### REQUIRED WORK
Tally the lines of the records that contain the string "patients", then give the total and nothing more.

### DATASET EXTRACT
#####
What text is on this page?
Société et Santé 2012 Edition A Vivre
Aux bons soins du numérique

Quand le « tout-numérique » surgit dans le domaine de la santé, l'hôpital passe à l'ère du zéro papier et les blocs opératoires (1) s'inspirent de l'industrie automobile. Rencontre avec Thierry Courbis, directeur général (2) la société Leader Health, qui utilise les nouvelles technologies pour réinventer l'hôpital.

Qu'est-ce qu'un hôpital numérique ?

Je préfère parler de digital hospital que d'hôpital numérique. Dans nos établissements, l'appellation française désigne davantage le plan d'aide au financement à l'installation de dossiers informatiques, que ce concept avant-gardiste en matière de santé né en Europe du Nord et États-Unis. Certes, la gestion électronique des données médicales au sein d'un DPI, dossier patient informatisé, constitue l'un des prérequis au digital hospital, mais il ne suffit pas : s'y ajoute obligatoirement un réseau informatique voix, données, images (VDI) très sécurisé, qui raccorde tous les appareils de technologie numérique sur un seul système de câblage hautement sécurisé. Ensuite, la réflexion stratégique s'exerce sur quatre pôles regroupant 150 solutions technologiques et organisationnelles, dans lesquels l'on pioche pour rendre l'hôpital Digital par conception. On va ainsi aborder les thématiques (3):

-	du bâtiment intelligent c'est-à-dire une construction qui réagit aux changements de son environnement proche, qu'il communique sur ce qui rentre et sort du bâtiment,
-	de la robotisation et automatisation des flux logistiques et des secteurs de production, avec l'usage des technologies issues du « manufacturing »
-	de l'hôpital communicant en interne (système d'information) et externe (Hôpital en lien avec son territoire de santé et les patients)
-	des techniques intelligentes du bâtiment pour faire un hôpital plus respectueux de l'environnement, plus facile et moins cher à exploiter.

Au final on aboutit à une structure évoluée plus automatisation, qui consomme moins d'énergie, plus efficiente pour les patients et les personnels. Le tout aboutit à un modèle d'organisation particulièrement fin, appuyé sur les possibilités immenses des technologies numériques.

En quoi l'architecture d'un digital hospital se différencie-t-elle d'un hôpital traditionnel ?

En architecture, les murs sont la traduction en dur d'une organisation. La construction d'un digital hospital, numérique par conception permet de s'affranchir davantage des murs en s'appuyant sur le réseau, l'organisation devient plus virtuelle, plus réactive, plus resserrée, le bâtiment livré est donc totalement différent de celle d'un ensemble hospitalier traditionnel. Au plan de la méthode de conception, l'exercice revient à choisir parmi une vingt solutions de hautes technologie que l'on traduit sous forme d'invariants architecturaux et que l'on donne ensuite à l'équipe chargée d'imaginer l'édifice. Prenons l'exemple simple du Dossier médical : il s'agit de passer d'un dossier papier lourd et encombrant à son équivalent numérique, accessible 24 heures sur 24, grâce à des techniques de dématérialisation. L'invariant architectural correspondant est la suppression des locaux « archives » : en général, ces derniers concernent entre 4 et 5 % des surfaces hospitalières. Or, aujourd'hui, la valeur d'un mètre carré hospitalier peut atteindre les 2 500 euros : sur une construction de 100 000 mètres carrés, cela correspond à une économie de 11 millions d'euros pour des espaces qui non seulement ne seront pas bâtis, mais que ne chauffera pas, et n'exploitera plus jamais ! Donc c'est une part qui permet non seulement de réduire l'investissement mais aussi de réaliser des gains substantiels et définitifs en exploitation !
#####
### REPLY
2